DATASET ROWS =>
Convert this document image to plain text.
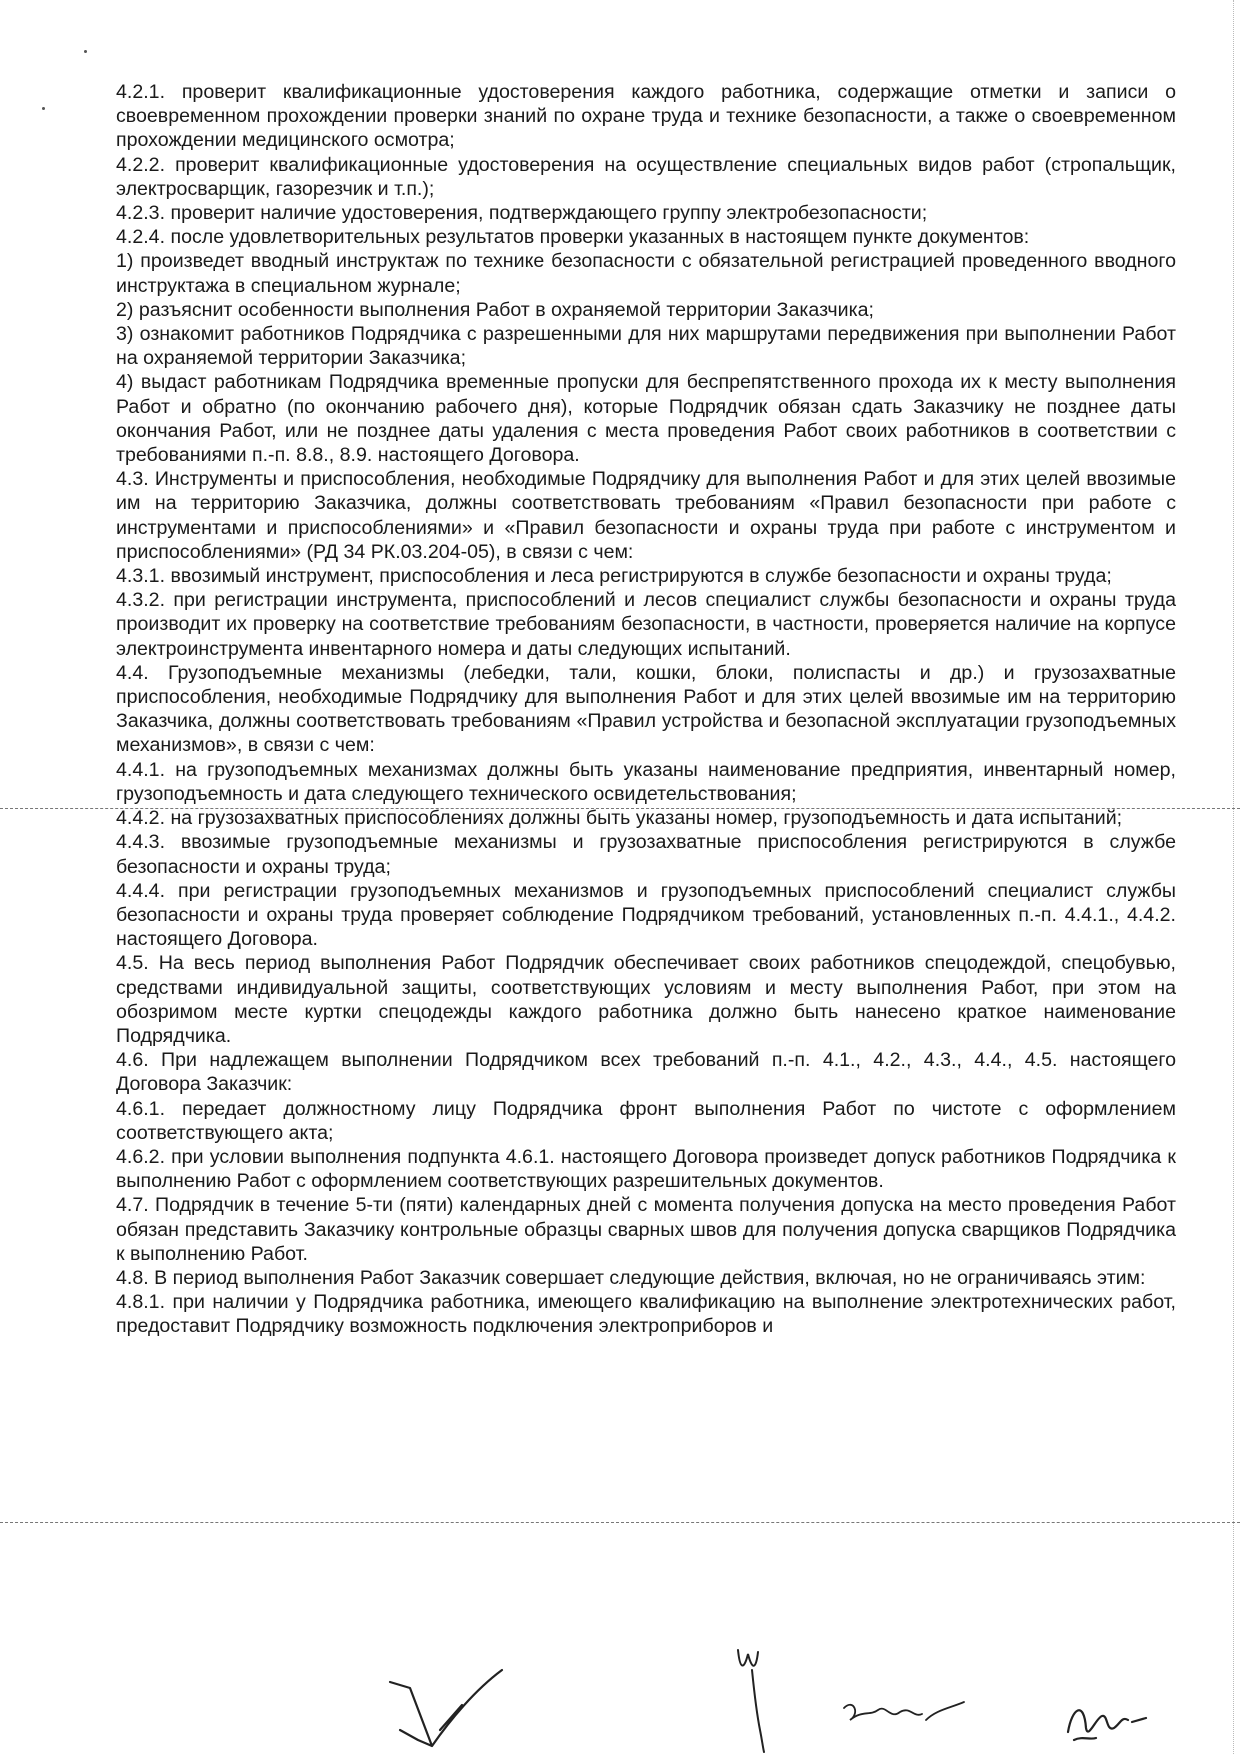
4.2.1. проверит квалификационные удостоверения каждого работника, содержащие отметки и записи о своевременном прохождении проверки знаний по охране труда и технике безопасности, а также о своевременном прохождении медицинского осмотра;

4.2.2. проверит квалификационные удостоверения на осуществление специальных видов работ (стропальщик, электросварщик, газорезчик и т.п.);

4.2.3. проверит наличие удостоверения, подтверждающего группу электробезопасности;

4.2.4. после удовлетворительных результатов проверки указанных в настоящем пункте документов:

1) произведет вводный инструктаж по технике безопасности с обязательной регистрацией проведенного вводного инструктажа в специальном журнале;

2) разъяснит особенности выполнения Работ в охраняемой территории Заказчика;

3) ознакомит работников Подрядчика с разрешенными для них маршрутами передвижения при выполнении Работ на охраняемой территории Заказчика;

4) выдаст работникам Подрядчика временные пропуски для беспрепятственного прохода их к месту выполнения Работ и обратно (по окончанию рабочего дня), которые Подрядчик обязан сдать Заказчику не позднее даты окончания Работ, или не позднее даты удаления с места проведения Работ своих работников в соответствии с требованиями п.-п. 8.8., 8.9. настоящего Договора.

4.3. Инструменты и приспособления, необходимые Подрядчику для выполнения Работ и для этих целей ввозимые им на территорию Заказчика, должны соответствовать требованиям «Правил безопасности при работе с инструментами и приспособлениями» и «Правил безопасности и охраны труда при работе с инструментом и приспособлениями» (РД 34 РК.03.204-05), в связи с чем:

4.3.1. ввозимый инструмент, приспособления и леса регистрируются в службе безопасности и охраны труда;

4.3.2. при регистрации инструмента, приспособлений и лесов специалист службы безопасности и охраны труда производит их проверку на соответствие требованиям безопасности, в частности, проверяется наличие на корпусе электроинструмента инвентарного номера и даты следующих испытаний.

4.4. Грузоподъемные механизмы (лебедки, тали, кошки, блоки, полиспасты и др.) и грузозахватные приспособления, необходимые Подрядчику для выполнения Работ и для этих целей ввозимые им на территорию Заказчика, должны соответствовать требованиям «Правил устройства и безопасной эксплуатации грузоподъемных механизмов», в связи с чем:

4.4.1. на грузоподъемных механизмах должны быть указаны наименование предприятия, инвентарный номер, грузоподъемность и дата следующего технического освидетельствования;

4.4.2. на грузозахватных приспособлениях должны быть указаны номер, грузоподъемность и дата испытаний;

4.4.3. ввозимые грузоподъемные механизмы и грузозахватные приспособления регистрируются в службе безопасности и охраны труда;

4.4.4. при регистрации грузоподъемных механизмов и грузоподъемных приспособлений специалист службы безопасности и охраны труда проверяет соблюдение Подрядчиком требований, установленных п.-п. 4.4.1., 4.4.2. настоящего Договора.

4.5. На весь период выполнения Работ Подрядчик обеспечивает своих работников спецодеждой, спецобувью, средствами индивидуальной защиты, соответствующих условиям и месту выполнения Работ, при этом на обозримом месте куртки спецодежды каждого работника должно быть нанесено краткое наименование Подрядчика.

4.6. При надлежащем выполнении Подрядчиком всех требований п.-п. 4.1., 4.2., 4.3., 4.4., 4.5. настоящего Договора Заказчик:

4.6.1. передает должностному лицу Подрядчика фронт выполнения Работ по чистоте с оформлением соответствующего акта;

4.6.2. при условии выполнения подпункта 4.6.1. настоящего Договора произведет допуск работников Подрядчика к выполнению Работ с оформлением соответствующих разрешительных документов.

4.7. Подрядчик в течение 5-ти (пяти) календарных дней с момента получения допуска на место проведения Работ обязан представить Заказчику контрольные образцы сварных швов для получения допуска сварщиков Подрядчика к выполнению Работ.

4.8. В период выполнения Работ Заказчик совершает следующие действия, включая, но не ограничиваясь этим:

4.8.1. при наличии у Подрядчика работника, имеющего квалификацию на выполнение электротехнических работ, предоставит Подрядчику возможность подключения электроприборов и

TASK => Output the entries above exactly. Drop the pictures.

SOLUTION TO THIS TASK =>
Convert this document image to plain text.
4.2.1. проверит квалификационные удостоверения каждого работника, содержащие отметки и записи о своевременном прохождении проверки знаний по охране труда и технике безопасности, а также о своевременном прохождении медицинского осмотра;

4.2.2. проверит квалификационные удостоверения на осуществление специальных видов работ (стропальщик, электросварщик, газорезчик и т.п.);

4.2.3. проверит наличие удостоверения, подтверждающего группу электробезопасности;

4.2.4. после удовлетворительных результатов проверки указанных в настоящем пункте документов:

1) произведет вводный инструктаж по технике безопасности с обязательной регистрацией проведенного вводного инструктажа в специальном журнале;

2) разъяснит особенности выполнения Работ в охраняемой территории Заказчика;

3) ознакомит работников Подрядчика с разрешенными для них маршрутами передвижения при выполнении Работ на охраняемой территории Заказчика;

4) выдаст работникам Подрядчика временные пропуски для беспрепятственного прохода их к месту выполнения Работ и обратно (по окончанию рабочего дня), которые Подрядчик обязан сдать Заказчику не позднее даты окончания Работ, или не позднее даты удаления с места проведения Работ своих работников в соответствии с требованиями п.-п. 8.8., 8.9. настоящего Договора.

4.3. Инструменты и приспособления, необходимые Подрядчику для выполнения Работ и для этих целей ввозимые им на территорию Заказчика, должны соответствовать требованиям «Правил безопасности при работе с инструментами и приспособлениями» и «Правил безопасности и охраны труда при работе с инструментом и приспособлениями» (РД 34 РК.03.204-05), в связи с чем:

4.3.1. ввозимый инструмент, приспособления и леса регистрируются в службе безопасности и охраны труда;

4.3.2. при регистрации инструмента, приспособлений и лесов специалист службы безопасности и охраны труда производит их проверку на соответствие требованиям безопасности, в частности, проверяется наличие на корпусе электроинструмента инвентарного номера и даты следующих испытаний.

4.4. Грузоподъемные механизмы (лебедки, тали, кошки, блоки, полиспасты и др.) и грузозахватные приспособления, необходимые Подрядчику для выполнения Работ и для этих целей ввозимые им на территорию Заказчика, должны соответствовать требованиям «Правил устройства и безопасной эксплуатации грузоподъемных механизмов», в связи с чем:

4.4.1. на грузоподъемных механизмах должны быть указаны наименование предприятия, инвентарный номер, грузоподъемность и дата следующего технического освидетельствования;

4.4.2. на грузозахватных приспособлениях должны быть указаны номер, грузоподъемность и дата испытаний;

4.4.3. ввозимые грузоподъемные механизмы и грузозахватные приспособления регистрируются в службе безопасности и охраны труда;

4.4.4. при регистрации грузоподъемных механизмов и грузоподъемных приспособлений специалист службы безопасности и охраны труда проверяет соблюдение Подрядчиком требований, установленных п.-п. 4.4.1., 4.4.2. настоящего Договора.

4.5. На весь период выполнения Работ Подрядчик обеспечивает своих работников спецодеждой, спецобувью, средствами индивидуальной защиты, соответствующих условиям и месту выполнения Работ, при этом на обозримом месте куртки спецодежды каждого работника должно быть нанесено краткое наименование Подрядчика.

4.6. При надлежащем выполнении Подрядчиком всех требований п.-п. 4.1., 4.2., 4.3., 4.4., 4.5. настоящего Договора Заказчик:

4.6.1. передает должностному лицу Подрядчика фронт выполнения Работ по чистоте с оформлением соответствующего акта;

4.6.2. при условии выполнения подпункта 4.6.1. настоящего Договора произведет допуск работников Подрядчика к выполнению Работ с оформлением соответствующих разрешительных документов.

4.7. Подрядчик в течение 5-ти (пяти) календарных дней с момента получения допуска на место проведения Работ обязан представить Заказчику контрольные образцы сварных швов для получения допуска сварщиков Подрядчика к выполнению Работ.

4.8. В период выполнения Работ Заказчик совершает следующие действия, включая, но не ограничиваясь этим:

4.8.1. при наличии у Подрядчика работника, имеющего квалификацию на выполнение электротехнических работ, предоставит Подрядчику возможность подключения электроприборов и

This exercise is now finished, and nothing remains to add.